THE REQUEST: Return the records, each one exactly as written.

MATERIAL FOR THE TASK:
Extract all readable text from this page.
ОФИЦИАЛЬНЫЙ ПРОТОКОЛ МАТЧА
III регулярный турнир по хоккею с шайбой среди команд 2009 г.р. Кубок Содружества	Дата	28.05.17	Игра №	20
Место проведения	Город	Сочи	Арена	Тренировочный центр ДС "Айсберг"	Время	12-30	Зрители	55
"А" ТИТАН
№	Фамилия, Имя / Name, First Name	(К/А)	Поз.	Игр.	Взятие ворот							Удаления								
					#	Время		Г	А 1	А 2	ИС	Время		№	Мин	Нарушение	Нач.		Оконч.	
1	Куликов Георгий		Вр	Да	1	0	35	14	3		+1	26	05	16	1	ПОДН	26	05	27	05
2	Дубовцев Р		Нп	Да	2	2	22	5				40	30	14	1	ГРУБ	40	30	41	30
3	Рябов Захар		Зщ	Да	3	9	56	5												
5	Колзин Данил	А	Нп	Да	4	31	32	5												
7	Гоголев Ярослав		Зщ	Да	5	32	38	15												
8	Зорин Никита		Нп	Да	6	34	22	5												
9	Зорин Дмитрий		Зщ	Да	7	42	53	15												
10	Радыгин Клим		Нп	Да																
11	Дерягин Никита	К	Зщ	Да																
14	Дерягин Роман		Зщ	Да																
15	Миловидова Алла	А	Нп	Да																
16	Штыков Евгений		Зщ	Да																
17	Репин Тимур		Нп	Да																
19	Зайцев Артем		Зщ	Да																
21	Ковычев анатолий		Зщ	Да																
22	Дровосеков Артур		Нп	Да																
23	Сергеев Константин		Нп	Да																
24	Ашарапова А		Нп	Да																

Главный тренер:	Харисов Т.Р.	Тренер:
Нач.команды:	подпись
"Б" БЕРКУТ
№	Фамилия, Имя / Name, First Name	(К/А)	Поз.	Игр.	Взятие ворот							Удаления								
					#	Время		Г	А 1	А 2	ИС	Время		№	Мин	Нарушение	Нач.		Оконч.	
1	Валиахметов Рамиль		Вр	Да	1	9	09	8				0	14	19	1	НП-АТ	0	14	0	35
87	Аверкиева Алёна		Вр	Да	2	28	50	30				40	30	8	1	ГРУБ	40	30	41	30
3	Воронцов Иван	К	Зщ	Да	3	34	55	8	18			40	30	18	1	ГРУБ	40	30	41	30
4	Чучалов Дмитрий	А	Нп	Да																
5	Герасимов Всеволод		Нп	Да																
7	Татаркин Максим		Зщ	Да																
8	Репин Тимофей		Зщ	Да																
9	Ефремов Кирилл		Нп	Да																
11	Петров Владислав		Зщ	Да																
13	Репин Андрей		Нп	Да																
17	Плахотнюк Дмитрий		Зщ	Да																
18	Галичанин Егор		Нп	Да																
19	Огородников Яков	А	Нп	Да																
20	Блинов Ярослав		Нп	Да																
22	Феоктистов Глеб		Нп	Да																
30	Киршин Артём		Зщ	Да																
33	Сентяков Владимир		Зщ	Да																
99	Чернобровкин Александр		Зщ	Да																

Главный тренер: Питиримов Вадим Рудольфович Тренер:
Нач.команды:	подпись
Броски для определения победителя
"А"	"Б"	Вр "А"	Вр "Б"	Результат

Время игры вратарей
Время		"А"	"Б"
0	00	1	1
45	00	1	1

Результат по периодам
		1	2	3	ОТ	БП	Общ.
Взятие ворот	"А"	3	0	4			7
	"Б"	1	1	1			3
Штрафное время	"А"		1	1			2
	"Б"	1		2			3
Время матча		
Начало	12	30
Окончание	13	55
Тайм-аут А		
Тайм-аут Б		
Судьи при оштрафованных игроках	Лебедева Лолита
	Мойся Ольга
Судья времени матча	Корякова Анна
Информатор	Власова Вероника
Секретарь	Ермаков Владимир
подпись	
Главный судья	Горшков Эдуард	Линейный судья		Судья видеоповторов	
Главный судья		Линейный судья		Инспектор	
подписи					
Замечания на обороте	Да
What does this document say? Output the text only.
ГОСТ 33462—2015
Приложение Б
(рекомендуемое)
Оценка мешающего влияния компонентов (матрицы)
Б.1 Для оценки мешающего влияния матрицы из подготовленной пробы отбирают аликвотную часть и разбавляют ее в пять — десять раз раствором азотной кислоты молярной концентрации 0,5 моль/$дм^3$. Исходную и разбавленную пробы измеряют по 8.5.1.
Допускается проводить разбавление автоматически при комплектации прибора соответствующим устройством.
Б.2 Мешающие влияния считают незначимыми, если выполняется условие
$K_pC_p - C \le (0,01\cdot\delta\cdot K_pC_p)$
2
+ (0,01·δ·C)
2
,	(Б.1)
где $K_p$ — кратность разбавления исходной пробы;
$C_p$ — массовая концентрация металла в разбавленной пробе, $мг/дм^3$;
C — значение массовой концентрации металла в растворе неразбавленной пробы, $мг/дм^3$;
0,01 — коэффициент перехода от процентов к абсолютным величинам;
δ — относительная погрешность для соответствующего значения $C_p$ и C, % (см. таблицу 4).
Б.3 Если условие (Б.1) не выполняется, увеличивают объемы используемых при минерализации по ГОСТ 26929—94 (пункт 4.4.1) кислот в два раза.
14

THE ANSWER:
Extract all readable text from this page.
ОФИЦИАЛЬНЫЙ ПРОТОКОЛ МАТЧА
III регулярный турнир по хоккею с шайбой среди команд 2009 г.р. Кубок Содружества	Дата	28.05.17	Игра №	20
Место проведения	Город	Сочи	Арена	Тренировочный центр ДС "Айсберг"	Время	12-30	Зрители	55
"А" ТИТАН
№	Фамилия, Имя / Name, First Name	(К/А)	Поз.	Игр.	Взятие ворот							Удаления								
					#	Время		Г	А 1	А 2	ИС	Время		№	Мин	Нарушение	Нач.		Оконч.	
1	Куликов Георгий		Вр	Да	1	0	35	14	3		+1	26	05	16	1	ПОДН	26	05	27	05
2	Дубовцев Р		Нп	Да	2	2	22	5				40	30	14	1	ГРУБ	40	30	41	30
3	Рябов Захар		Зщ	Да	3	9	56	5												
5	Колзин Данил	А	Нп	Да	4	31	32	5												
7	Гоголев Ярослав		Зщ	Да	5	32	38	15												
8	Зорин Никита		Нп	Да	6	34	22	5												
9	Зорин Дмитрий		Зщ	Да	7	42	53	15												
10	Радыгин Клим		Нп	Да																
11	Дерягин Никита	К	Зщ	Да																
14	Дерягин Роман		Зщ	Да																
15	Миловидова Алла	А	Нп	Да																
16	Штыков Евгений		Зщ	Да																
17	Репин Тимур		Нп	Да																
19	Зайцев Артем		Зщ	Да																
21	Ковычев анатолий		Зщ	Да																
22	Дровосеков Артур		Нп	Да																
23	Сергеев Константин		Нп	Да																
24	Ашарапова А		Нп	Да																

Главный тренер:	Харисов Т.Р.	Тренер:
Нач.команды:	подпись
"Б" БЕРКУТ
№	Фамилия, Имя / Name, First Name	(К/А)	Поз.	Игр.	Взятие ворот							Удаления								
					#	Время		Г	А 1	А 2	ИС	Время		№	Мин	Нарушение	Нач.		Оконч.	
1	Валиахметов Рамиль		Вр	Да	1	9	09	8				0	14	19	1	НП-АТ	0	14	0	35
87	Аверкиева Алёна		Вр	Да	2	28	50	30				40	30	8	1	ГРУБ	40	30	41	30
3	Воронцов Иван	К	Зщ	Да	3	34	55	8	18			40	30	18	1	ГРУБ	40	30	41	30
4	Чучалов Дмитрий	А	Нп	Да																
5	Герасимов Всеволод		Нп	Да																
7	Татаркин Максим		Зщ	Да																
8	Репин Тимофей		Зщ	Да																
9	Ефремов Кирилл		Нп	Да																
11	Петров Владислав		Зщ	Да																
13	Репин Андрей		Нп	Да																
17	Плахотнюк Дмитрий		Зщ	Да																
18	Галичанин Егор		Нп	Да																
19	Огородников Яков	А	Нп	Да																
20	Блинов Ярослав		Нп	Да																
22	Феоктистов Глеб		Нп	Да																
30	Киршин Артём		Зщ	Да																
33	Сентяков Владимир		Зщ	Да																
99	Чернобровкин Александр		Зщ	Да																

Главный тренер: Питиримов Вадим Рудольфович Тренер:
Нач.команды:	подпись
Броски для определения победителя
"А"	"Б"	Вр "А"	Вр "Б"	Результат

Время игры вратарей
Время		"А"	"Б"
0	00	1	1
45	00	1	1

Результат по периодам
		1	2	3	ОТ	БП	Общ.
Взятие ворот	"А"	3	0	4			7
	"Б"	1	1	1			3
Штрафное время	"А"		1	1			2
	"Б"	1		2			3
Время матча		
Начало	12	30
Окончание	13	55
Тайм-аут А		
Тайм-аут Б		
Судьи при оштрафованных игроках	Лебедева Лолита
	Мойся Ольга
Судья времени матча	Корякова Анна
Информатор	Власова Вероника
Секретарь	Ермаков Владимир
подпись	
Главный судья	Горшков Эдуард	Линейный судья		Судья видеоповторов	
Главный судья		Линейный судья		Инспектор	
подписи					
Замечания на обороте	Да
What does this document say? Output the text only.
ГОСТ 33462—2015
Приложение Б
(рекомендуемое)
Оценка мешающего влияния компонентов (матрицы)
Б.1 Для оценки мешающего влияния матрицы из подготовленной пробы отбирают аликвотную часть и разбавляют ее в пять — десять раз раствором азотной кислоты молярной концентрации 0,5 моль/$дм^3$. Исходную и разбавленную пробы измеряют по 8.5.1.
Допускается проводить разбавление автоматически при комплектации прибора соответствующим устройством.
Б.2 Мешающие влияния считают незначимыми, если выполняется условие
$K_pC_p - C \le (0,01\cdot\delta\cdot K_pC_p)$
2
+ (0,01·δ·C)
2
,	(Б.1)
где $K_p$ — кратность разбавления исходной пробы;
$C_p$ — массовая концентрация металла в разбавленной пробе, $мг/дм^3$;
C — значение массовой концентрации металла в растворе неразбавленной пробы, $мг/дм^3$;
0,01 — коэффициент перехода от процентов к абсолютным величинам;
δ — относительная погрешность для соответствующего значения $C_p$ и C, % (см. таблицу 4).
Б.3 Если условие (Б.1) не выполняется, увеличивают объемы используемых при минерализации по ГОСТ 26929—94 (пункт 4.4.1) кислот в два раза.
14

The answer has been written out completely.